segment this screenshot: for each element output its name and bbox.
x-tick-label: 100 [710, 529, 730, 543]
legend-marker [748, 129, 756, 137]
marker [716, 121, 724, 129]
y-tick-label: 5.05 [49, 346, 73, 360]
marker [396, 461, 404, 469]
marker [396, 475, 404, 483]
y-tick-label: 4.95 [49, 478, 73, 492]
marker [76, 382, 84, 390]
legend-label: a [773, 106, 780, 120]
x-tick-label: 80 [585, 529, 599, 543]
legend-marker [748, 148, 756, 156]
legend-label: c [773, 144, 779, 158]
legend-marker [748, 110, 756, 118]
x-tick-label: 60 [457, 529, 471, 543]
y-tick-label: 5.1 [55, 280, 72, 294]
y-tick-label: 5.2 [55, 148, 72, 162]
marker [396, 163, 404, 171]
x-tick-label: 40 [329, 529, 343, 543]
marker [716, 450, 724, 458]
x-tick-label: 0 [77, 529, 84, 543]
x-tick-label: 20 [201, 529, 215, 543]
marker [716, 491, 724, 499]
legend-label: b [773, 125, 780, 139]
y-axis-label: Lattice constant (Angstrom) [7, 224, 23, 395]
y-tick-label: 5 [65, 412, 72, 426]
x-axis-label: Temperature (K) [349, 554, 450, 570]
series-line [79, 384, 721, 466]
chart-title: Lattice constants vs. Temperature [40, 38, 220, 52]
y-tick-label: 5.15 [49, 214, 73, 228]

-------------------------

Written exercise -> Count how many lines in the records contain the string "axis". Give only the number.

Worked answer -> 2